--- start of RECORDS FOR PROCESSING ---

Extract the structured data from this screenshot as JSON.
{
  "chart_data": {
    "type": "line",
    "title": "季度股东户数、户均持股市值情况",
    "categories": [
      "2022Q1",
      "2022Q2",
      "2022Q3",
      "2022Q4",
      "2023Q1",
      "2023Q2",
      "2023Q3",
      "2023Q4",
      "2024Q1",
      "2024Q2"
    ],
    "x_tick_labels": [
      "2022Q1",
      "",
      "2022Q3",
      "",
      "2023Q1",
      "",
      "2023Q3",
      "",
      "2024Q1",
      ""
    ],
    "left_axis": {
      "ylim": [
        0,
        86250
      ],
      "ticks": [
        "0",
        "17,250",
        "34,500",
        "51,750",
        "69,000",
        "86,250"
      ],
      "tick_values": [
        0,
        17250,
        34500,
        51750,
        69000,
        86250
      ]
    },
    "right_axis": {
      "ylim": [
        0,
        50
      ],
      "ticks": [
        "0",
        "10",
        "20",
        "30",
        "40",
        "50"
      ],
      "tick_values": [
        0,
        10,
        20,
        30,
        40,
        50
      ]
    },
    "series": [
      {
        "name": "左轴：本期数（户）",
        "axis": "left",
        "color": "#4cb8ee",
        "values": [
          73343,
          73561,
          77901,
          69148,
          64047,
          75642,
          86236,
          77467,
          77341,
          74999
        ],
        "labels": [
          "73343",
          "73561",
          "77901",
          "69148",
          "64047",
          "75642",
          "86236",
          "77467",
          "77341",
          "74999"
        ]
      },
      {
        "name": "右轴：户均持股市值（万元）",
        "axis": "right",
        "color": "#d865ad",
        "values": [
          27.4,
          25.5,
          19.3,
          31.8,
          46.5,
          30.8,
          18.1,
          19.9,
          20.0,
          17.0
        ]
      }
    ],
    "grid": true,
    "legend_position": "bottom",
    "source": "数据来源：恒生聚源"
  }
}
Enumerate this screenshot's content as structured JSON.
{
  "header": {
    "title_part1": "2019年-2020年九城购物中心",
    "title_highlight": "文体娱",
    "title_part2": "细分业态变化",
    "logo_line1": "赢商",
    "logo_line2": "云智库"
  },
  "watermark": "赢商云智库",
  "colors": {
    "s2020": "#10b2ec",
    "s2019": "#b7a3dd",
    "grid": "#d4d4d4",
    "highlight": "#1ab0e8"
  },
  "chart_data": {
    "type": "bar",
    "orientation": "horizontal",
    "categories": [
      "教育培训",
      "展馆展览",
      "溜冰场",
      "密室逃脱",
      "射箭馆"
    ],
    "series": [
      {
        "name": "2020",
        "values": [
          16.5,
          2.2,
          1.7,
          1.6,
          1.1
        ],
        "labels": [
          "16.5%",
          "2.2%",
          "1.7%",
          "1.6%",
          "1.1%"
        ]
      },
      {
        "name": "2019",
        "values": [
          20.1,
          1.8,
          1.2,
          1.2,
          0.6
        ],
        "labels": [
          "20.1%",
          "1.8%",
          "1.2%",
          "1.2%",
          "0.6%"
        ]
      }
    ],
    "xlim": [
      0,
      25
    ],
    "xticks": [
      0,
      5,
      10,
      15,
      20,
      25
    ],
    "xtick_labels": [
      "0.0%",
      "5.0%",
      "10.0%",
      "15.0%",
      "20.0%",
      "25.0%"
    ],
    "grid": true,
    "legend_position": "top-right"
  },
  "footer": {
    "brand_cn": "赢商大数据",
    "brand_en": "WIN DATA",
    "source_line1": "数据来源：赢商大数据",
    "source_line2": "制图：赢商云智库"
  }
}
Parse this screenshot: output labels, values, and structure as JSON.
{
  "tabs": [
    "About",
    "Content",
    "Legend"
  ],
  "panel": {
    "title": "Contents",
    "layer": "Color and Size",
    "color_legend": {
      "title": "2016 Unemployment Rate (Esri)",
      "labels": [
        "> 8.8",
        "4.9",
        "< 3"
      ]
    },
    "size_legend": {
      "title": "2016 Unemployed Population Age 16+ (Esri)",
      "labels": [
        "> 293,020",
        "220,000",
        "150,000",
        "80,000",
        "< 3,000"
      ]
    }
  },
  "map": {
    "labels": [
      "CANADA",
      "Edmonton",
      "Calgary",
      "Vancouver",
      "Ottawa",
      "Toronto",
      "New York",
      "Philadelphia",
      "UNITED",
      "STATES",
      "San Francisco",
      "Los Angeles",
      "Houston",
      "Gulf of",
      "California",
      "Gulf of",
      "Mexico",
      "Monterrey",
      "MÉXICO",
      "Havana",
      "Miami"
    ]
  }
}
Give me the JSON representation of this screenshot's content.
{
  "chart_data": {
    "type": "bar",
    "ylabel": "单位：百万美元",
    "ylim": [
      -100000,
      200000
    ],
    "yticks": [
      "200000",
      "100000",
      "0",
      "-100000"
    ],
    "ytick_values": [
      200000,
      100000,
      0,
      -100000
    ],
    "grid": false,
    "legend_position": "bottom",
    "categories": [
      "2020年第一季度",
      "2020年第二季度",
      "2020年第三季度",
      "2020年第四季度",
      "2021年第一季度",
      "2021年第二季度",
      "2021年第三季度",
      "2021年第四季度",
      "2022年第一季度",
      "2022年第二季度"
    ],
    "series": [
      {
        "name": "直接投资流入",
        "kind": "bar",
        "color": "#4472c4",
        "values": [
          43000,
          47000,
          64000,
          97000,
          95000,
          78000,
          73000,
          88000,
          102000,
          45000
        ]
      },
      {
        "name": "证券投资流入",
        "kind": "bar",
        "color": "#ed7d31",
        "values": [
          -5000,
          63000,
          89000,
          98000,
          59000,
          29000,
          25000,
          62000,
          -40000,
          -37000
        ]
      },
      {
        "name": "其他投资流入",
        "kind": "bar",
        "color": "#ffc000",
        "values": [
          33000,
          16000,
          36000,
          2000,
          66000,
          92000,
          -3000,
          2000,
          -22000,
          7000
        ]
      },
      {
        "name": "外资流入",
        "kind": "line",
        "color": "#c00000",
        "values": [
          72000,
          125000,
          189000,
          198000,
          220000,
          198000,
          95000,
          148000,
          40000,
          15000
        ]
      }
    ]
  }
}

--- end of RECORDS FOR PROCESSING ---

**INSTRUCTIONS FOR THE TASK:** The records above should be repeated in full, exactly as given.

**TASK OUTPUT:**
Extract the structured data from this screenshot as JSON.
{
  "chart_data": {
    "type": "line",
    "title": "季度股东户数、户均持股市值情况",
    "categories": [
      "2022Q1",
      "2022Q2",
      "2022Q3",
      "2022Q4",
      "2023Q1",
      "2023Q2",
      "2023Q3",
      "2023Q4",
      "2024Q1",
      "2024Q2"
    ],
    "x_tick_labels": [
      "2022Q1",
      "",
      "2022Q3",
      "",
      "2023Q1",
      "",
      "2023Q3",
      "",
      "2024Q1",
      ""
    ],
    "left_axis": {
      "ylim": [
        0,
        86250
      ],
      "ticks": [
        "0",
        "17,250",
        "34,500",
        "51,750",
        "69,000",
        "86,250"
      ],
      "tick_values": [
        0,
        17250,
        34500,
        51750,
        69000,
        86250
      ]
    },
    "right_axis": {
      "ylim": [
        0,
        50
      ],
      "ticks": [
        "0",
        "10",
        "20",
        "30",
        "40",
        "50"
      ],
      "tick_values": [
        0,
        10,
        20,
        30,
        40,
        50
      ]
    },
    "series": [
      {
        "name": "左轴：本期数（户）",
        "axis": "left",
        "color": "#4cb8ee",
        "values": [
          73343,
          73561,
          77901,
          69148,
          64047,
          75642,
          86236,
          77467,
          77341,
          74999
        ],
        "labels": [
          "73343",
          "73561",
          "77901",
          "69148",
          "64047",
          "75642",
          "86236",
          "77467",
          "77341",
          "74999"
        ]
      },
      {
        "name": "右轴：户均持股市值（万元）",
        "axis": "right",
        "color": "#d865ad",
        "values": [
          27.4,
          25.5,
          19.3,
          31.8,
          46.5,
          30.8,
          18.1,
          19.9,
          20.0,
          17.0
        ]
      }
    ],
    "grid": true,
    "legend_position": "bottom",
    "source": "数据来源：恒生聚源"
  }
}
Enumerate this screenshot's content as structured JSON.
{
  "header": {
    "title_part1": "2019年-2020年九城购物中心",
    "title_highlight": "文体娱",
    "title_part2": "细分业态变化",
    "logo_line1": "赢商",
    "logo_line2": "云智库"
  },
  "watermark": "赢商云智库",
  "colors": {
    "s2020": "#10b2ec",
    "s2019": "#b7a3dd",
    "grid": "#d4d4d4",
    "highlight": "#1ab0e8"
  },
  "chart_data": {
    "type": "bar",
    "orientation": "horizontal",
    "categories": [
      "教育培训",
      "展馆展览",
      "溜冰场",
      "密室逃脱",
      "射箭馆"
    ],
    "series": [
      {
        "name": "2020",
        "values": [
          16.5,
          2.2,
          1.7,
          1.6,
          1.1
        ],
        "labels": [
          "16.5%",
          "2.2%",
          "1.7%",
          "1.6%",
          "1.1%"
        ]
      },
      {
        "name": "2019",
        "values": [
          20.1,
          1.8,
          1.2,
          1.2,
          0.6
        ],
        "labels": [
          "20.1%",
          "1.8%",
          "1.2%",
          "1.2%",
          "0.6%"
        ]
      }
    ],
    "xlim": [
      0,
      25
    ],
    "xticks": [
      0,
      5,
      10,
      15,
      20,
      25
    ],
    "xtick_labels": [
      "0.0%",
      "5.0%",
      "10.0%",
      "15.0%",
      "20.0%",
      "25.0%"
    ],
    "grid": true,
    "legend_position": "top-right"
  },
  "footer": {
    "brand_cn": "赢商大数据",
    "brand_en": "WIN DATA",
    "source_line1": "数据来源：赢商大数据",
    "source_line2": "制图：赢商云智库"
  }
}
Parse this screenshot: output labels, values, and structure as JSON.
{
  "tabs": [
    "About",
    "Content",
    "Legend"
  ],
  "panel": {
    "title": "Contents",
    "layer": "Color and Size",
    "color_legend": {
      "title": "2016 Unemployment Rate (Esri)",
      "labels": [
        "> 8.8",
        "4.9",
        "< 3"
      ]
    },
    "size_legend": {
      "title": "2016 Unemployed Population Age 16+ (Esri)",
      "labels": [
        "> 293,020",
        "220,000",
        "150,000",
        "80,000",
        "< 3,000"
      ]
    }
  },
  "map": {
    "labels": [
      "CANADA",
      "Edmonton",
      "Calgary",
      "Vancouver",
      "Ottawa",
      "Toronto",
      "New York",
      "Philadelphia",
      "UNITED",
      "STATES",
      "San Francisco",
      "Los Angeles",
      "Houston",
      "Gulf of",
      "California",
      "Gulf of",
      "Mexico",
      "Monterrey",
      "MÉXICO",
      "Havana",
      "Miami"
    ]
  }
}
Give me the JSON representation of this screenshot's content.
{
  "chart_data": {
    "type": "bar",
    "ylabel": "单位：百万美元",
    "ylim": [
      -100000,
      200000
    ],
    "yticks": [
      "200000",
      "100000",
      "0",
      "-100000"
    ],
    "ytick_values": [
      200000,
      100000,
      0,
      -100000
    ],
    "grid": false,
    "legend_position": "bottom",
    "categories": [
      "2020年第一季度",
      "2020年第二季度",
      "2020年第三季度",
      "2020年第四季度",
      "2021年第一季度",
      "2021年第二季度",
      "2021年第三季度",
      "2021年第四季度",
      "2022年第一季度",
      "2022年第二季度"
    ],
    "series": [
      {
        "name": "直接投资流入",
        "kind": "bar",
        "color": "#4472c4",
        "values": [
          43000,
          47000,
          64000,
          97000,
          95000,
          78000,
          73000,
          88000,
          102000,
          45000
        ]
      },
      {
        "name": "证券投资流入",
        "kind": "bar",
        "color": "#ed7d31",
        "values": [
          -5000,
          63000,
          89000,
          98000,
          59000,
          29000,
          25000,
          62000,
          -40000,
          -37000
        ]
      },
      {
        "name": "其他投资流入",
        "kind": "bar",
        "color": "#ffc000",
        "values": [
          33000,
          16000,
          36000,
          2000,
          66000,
          92000,
          -3000,
          2000,
          -22000,
          7000
        ]
      },
      {
        "name": "外资流入",
        "kind": "line",
        "color": "#c00000",
        "values": [
          72000,
          125000,
          189000,
          198000,
          220000,
          198000,
          95000,
          148000,
          40000,
          15000
        ]
      }
    ]
  }
}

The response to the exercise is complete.